» **Exercise**
Set down every entry word for word. Omit the pictures.

━━━━━ Dataset extract

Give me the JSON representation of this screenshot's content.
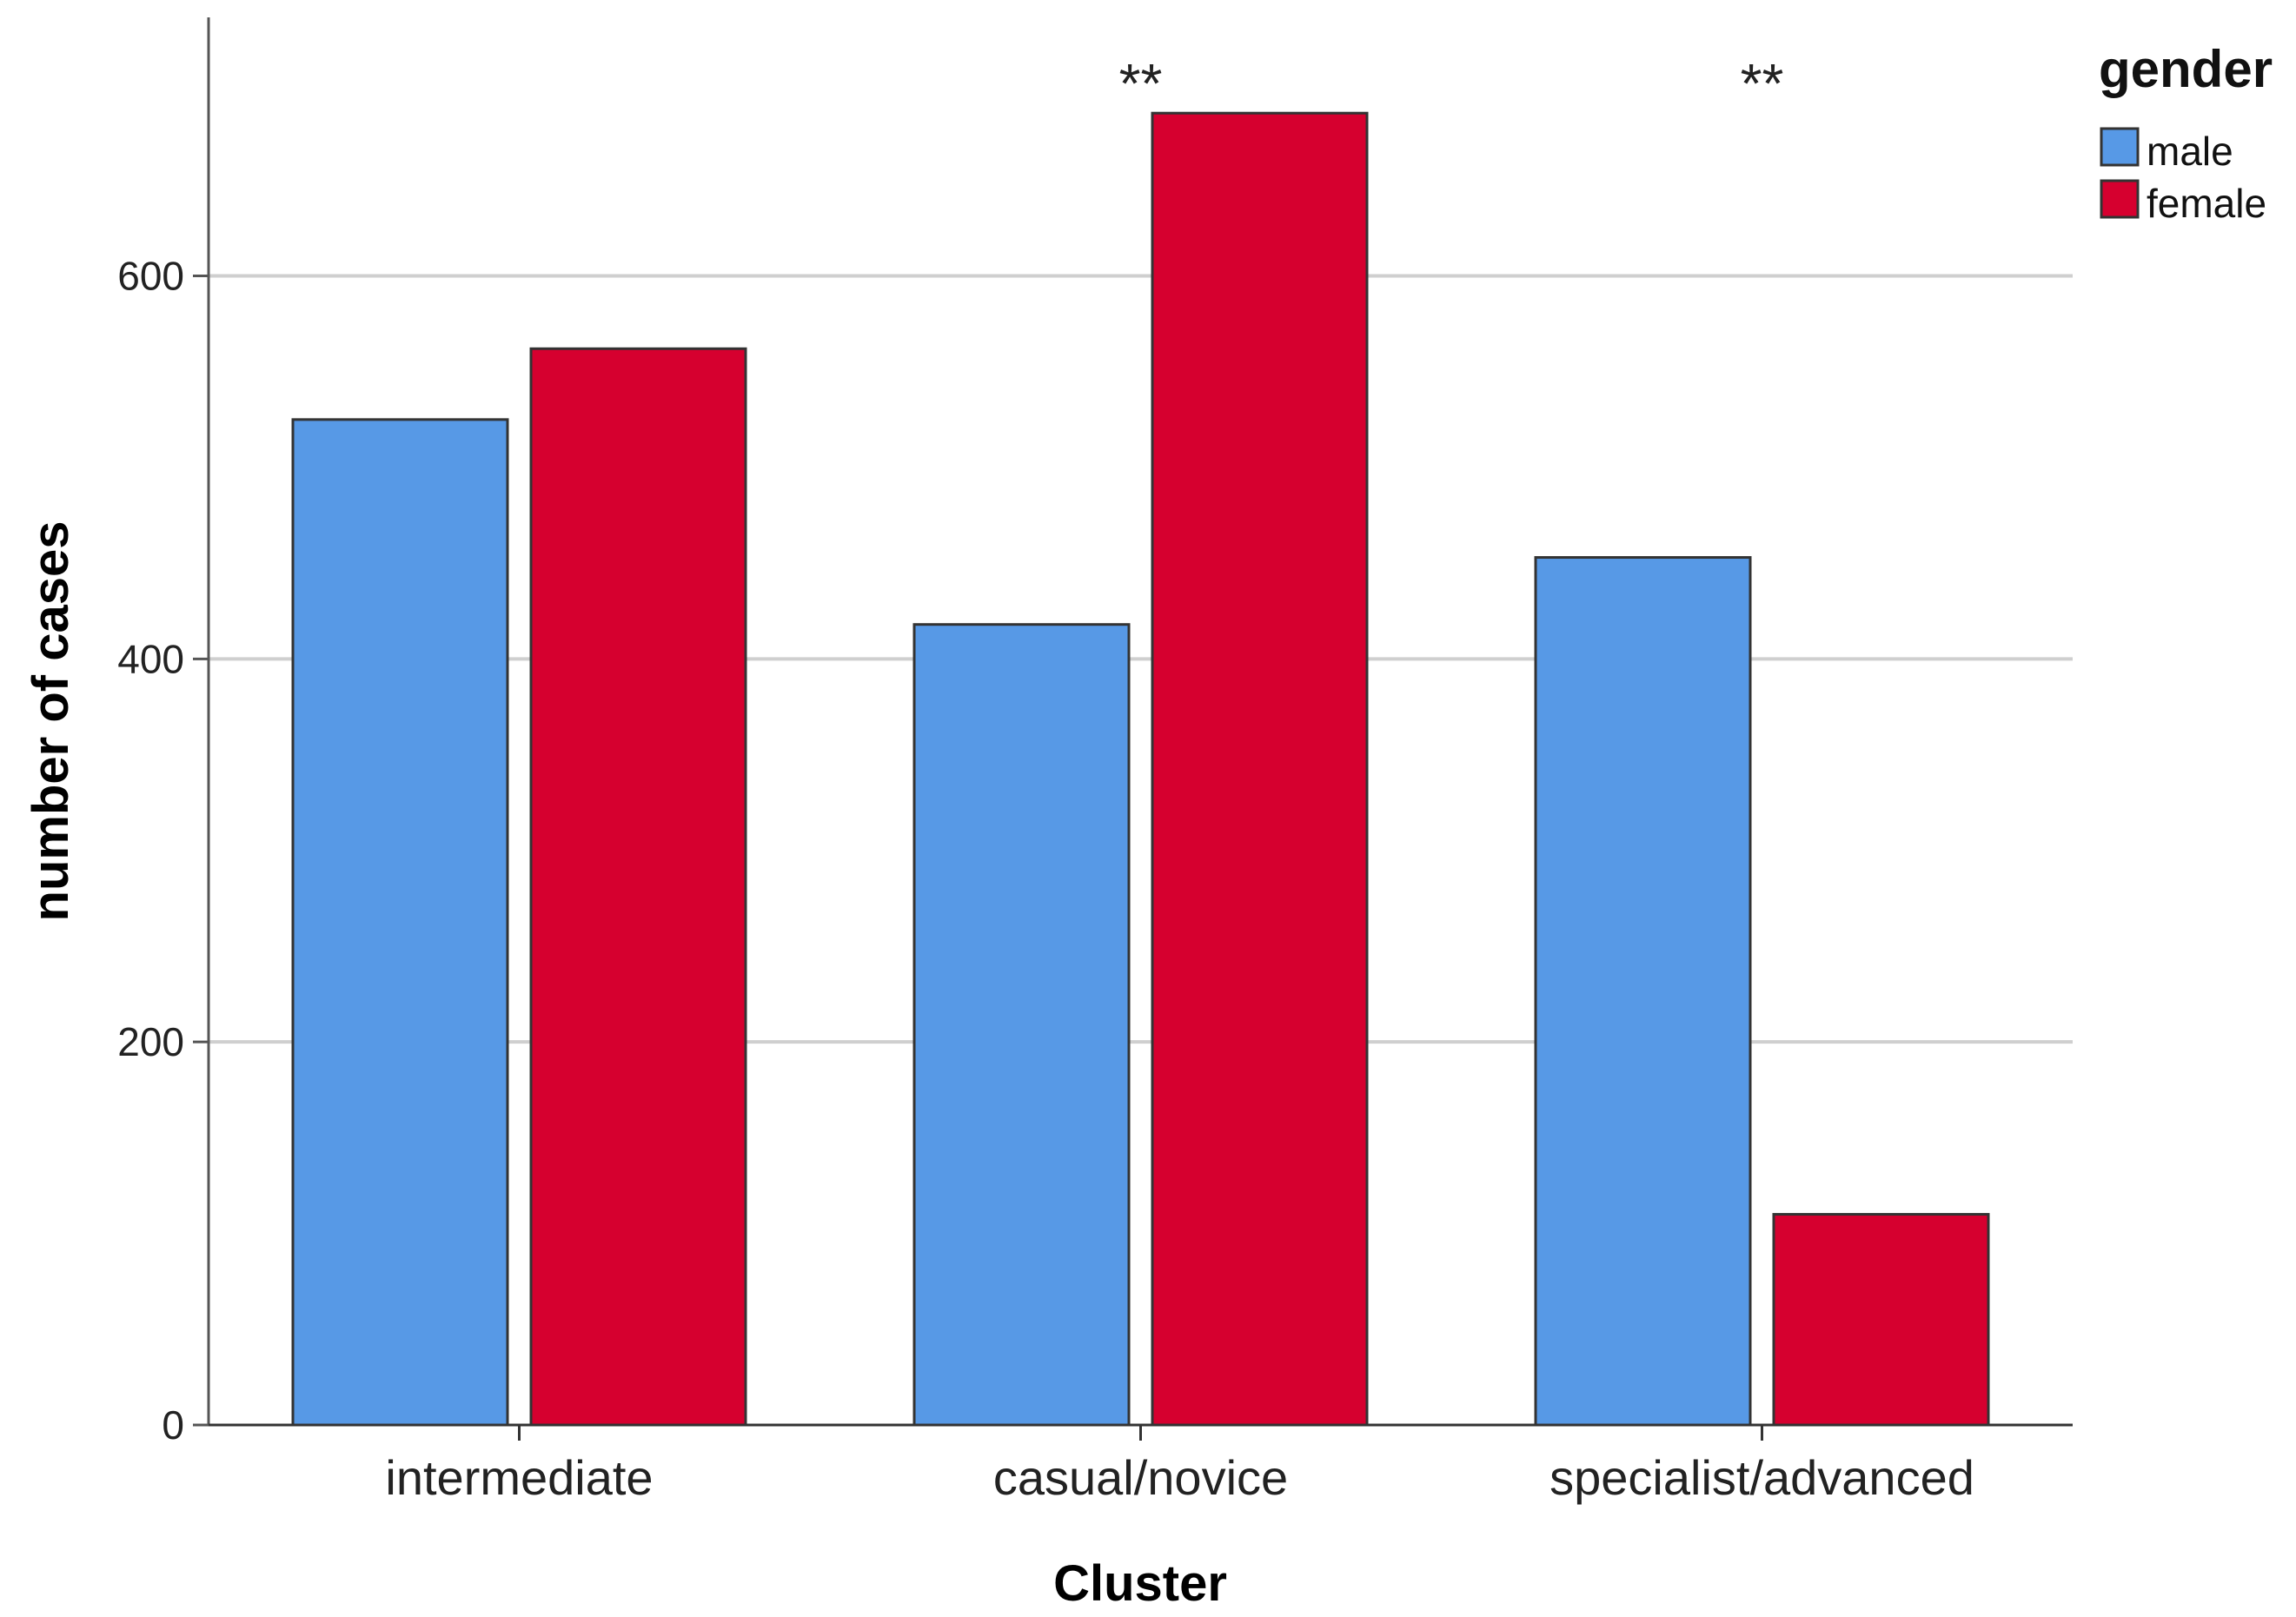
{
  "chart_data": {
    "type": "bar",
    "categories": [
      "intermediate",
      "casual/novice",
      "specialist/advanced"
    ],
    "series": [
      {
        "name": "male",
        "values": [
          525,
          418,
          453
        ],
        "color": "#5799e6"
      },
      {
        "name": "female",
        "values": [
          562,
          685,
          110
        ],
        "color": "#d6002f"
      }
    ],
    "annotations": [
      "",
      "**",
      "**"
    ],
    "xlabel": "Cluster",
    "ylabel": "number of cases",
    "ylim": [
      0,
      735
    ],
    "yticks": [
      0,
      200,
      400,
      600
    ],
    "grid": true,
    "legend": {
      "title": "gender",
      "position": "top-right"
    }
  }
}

━━━━━━━━━━

» **Written solution**
Give me the JSON representation of this screenshot's content.
{
  "chart_data": {
    "type": "bar",
    "categories": [
      "intermediate",
      "casual/novice",
      "specialist/advanced"
    ],
    "series": [
      {
        "name": "male",
        "values": [
          525,
          418,
          453
        ],
        "color": "#5799e6"
      },
      {
        "name": "female",
        "values": [
          562,
          685,
          110
        ],
        "color": "#d6002f"
      }
    ],
    "annotations": [
      "",
      "**",
      "**"
    ],
    "xlabel": "Cluster",
    "ylabel": "number of cases",
    "ylim": [
      0,
      735
    ],
    "yticks": [
      0,
      200,
      400,
      600
    ],
    "grid": true,
    "legend": {
      "title": "gender",
      "position": "top-right"
    }
  }
}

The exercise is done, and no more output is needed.